**YOUR TASK:**
Gather all lines from the material that contain the word "נעלי".

[start of RECORD EXCERPTS]

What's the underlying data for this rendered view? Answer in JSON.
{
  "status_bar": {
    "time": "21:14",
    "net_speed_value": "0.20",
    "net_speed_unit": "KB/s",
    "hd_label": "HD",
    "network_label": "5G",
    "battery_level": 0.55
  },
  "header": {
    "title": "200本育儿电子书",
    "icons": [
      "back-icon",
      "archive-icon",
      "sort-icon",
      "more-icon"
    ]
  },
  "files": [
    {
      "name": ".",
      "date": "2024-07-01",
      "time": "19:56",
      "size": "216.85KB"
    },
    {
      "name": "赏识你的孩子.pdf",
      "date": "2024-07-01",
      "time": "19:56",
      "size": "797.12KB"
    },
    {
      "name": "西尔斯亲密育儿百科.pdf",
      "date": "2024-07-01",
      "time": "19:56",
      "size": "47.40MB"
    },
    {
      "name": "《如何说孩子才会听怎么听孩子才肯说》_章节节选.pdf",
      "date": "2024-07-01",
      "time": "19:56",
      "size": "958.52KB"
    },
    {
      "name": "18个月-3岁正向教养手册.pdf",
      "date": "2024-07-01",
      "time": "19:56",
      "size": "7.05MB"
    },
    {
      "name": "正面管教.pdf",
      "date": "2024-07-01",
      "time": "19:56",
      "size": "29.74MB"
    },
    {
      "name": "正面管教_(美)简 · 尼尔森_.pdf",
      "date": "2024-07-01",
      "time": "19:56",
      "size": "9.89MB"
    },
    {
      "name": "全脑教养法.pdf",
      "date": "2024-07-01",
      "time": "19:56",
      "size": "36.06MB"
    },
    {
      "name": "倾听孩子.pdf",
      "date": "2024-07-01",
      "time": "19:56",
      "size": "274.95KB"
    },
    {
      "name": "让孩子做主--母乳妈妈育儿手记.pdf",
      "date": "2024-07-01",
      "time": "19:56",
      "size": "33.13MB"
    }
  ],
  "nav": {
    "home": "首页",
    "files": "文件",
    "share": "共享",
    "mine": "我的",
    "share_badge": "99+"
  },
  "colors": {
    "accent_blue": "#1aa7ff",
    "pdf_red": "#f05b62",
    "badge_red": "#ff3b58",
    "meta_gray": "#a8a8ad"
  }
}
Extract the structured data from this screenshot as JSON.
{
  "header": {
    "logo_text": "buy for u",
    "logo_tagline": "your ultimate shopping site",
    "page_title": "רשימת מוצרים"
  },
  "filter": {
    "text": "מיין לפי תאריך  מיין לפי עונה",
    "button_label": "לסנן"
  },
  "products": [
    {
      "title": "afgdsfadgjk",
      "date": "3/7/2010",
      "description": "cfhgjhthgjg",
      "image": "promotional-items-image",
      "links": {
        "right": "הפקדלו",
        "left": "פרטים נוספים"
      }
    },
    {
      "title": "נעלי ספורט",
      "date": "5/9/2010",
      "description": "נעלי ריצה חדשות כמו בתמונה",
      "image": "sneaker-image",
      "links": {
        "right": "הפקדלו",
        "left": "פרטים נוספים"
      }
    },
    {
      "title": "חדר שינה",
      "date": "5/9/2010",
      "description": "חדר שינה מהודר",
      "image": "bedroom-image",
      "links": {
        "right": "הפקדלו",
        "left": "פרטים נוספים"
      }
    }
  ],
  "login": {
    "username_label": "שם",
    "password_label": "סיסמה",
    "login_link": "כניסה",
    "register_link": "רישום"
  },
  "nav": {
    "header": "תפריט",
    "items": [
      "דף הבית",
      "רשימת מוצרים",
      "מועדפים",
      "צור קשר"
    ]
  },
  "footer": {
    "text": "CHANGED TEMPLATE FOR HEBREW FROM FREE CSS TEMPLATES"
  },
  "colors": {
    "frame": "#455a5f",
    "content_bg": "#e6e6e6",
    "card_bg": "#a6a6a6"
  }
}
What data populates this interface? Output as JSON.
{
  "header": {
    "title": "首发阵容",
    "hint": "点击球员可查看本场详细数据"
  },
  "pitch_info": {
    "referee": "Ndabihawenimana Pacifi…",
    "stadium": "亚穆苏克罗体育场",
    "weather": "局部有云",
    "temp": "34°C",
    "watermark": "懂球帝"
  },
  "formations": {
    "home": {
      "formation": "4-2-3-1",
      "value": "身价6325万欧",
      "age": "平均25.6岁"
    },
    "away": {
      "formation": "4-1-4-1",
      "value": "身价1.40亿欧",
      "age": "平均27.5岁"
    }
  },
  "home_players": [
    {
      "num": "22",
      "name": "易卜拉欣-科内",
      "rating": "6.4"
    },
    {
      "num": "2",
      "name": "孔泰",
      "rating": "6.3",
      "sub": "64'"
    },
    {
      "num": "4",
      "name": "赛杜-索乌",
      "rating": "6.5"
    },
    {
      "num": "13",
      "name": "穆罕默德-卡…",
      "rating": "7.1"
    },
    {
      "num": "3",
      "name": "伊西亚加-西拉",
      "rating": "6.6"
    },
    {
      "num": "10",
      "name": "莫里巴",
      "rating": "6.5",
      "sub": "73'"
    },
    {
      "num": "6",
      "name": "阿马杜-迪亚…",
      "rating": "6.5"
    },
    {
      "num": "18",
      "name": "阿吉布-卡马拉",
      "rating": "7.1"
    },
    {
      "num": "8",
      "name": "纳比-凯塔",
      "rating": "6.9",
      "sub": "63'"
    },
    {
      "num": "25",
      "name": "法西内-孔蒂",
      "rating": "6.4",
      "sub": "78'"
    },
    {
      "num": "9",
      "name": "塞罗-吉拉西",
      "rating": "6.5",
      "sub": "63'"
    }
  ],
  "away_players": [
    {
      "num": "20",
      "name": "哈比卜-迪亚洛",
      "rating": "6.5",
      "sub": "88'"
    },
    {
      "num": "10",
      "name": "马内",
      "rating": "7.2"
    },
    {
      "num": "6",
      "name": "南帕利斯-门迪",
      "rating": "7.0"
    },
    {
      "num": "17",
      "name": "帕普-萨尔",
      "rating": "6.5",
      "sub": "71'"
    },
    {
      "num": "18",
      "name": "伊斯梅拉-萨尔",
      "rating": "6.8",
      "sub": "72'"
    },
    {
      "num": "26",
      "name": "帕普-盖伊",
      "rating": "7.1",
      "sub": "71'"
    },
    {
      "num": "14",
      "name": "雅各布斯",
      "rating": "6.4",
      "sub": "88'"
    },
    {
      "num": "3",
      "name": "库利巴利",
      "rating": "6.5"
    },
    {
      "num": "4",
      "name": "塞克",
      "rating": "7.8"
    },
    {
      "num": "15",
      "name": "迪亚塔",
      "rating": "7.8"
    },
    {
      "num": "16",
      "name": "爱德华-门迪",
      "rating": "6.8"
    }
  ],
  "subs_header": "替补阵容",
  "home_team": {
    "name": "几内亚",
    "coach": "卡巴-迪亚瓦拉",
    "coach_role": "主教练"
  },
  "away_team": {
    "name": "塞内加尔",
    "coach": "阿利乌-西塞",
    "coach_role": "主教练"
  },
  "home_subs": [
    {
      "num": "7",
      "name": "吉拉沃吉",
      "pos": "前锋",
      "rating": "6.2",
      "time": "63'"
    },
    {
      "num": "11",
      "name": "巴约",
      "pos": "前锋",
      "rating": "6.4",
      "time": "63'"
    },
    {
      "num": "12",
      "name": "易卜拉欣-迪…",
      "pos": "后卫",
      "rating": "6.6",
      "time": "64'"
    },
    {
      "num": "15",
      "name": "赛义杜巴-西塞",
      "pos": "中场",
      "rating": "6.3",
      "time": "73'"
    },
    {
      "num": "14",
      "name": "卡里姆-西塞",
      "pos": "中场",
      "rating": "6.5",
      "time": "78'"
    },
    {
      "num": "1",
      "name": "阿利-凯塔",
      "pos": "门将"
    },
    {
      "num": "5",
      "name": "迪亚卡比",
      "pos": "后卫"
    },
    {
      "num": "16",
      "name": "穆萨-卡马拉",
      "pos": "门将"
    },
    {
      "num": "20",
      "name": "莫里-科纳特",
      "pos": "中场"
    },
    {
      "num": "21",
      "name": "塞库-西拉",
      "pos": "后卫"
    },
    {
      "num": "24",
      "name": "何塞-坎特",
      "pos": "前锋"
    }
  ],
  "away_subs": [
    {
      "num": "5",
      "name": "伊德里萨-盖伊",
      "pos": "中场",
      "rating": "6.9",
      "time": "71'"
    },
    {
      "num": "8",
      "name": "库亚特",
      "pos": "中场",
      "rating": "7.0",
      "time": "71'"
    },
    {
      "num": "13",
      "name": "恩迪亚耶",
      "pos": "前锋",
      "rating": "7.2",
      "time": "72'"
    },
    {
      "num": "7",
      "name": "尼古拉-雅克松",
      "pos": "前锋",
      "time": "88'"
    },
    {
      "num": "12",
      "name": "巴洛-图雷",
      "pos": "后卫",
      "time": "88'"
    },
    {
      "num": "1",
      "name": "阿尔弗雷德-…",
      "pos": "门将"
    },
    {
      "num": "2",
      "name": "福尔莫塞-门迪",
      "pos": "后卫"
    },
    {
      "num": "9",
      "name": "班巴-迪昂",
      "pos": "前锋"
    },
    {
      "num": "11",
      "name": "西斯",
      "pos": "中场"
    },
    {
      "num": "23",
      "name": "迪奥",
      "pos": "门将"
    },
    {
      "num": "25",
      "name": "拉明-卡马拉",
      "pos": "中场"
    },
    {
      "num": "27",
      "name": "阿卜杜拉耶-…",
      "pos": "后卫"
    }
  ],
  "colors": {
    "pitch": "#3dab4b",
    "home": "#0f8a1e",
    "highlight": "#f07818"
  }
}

[end of RECORD EXCERPTS]

**ANSWER IN FULL:**
      "title": "נעלי ספורט",
      "description": "נעלי ריצה חדשות כמו בתמונה",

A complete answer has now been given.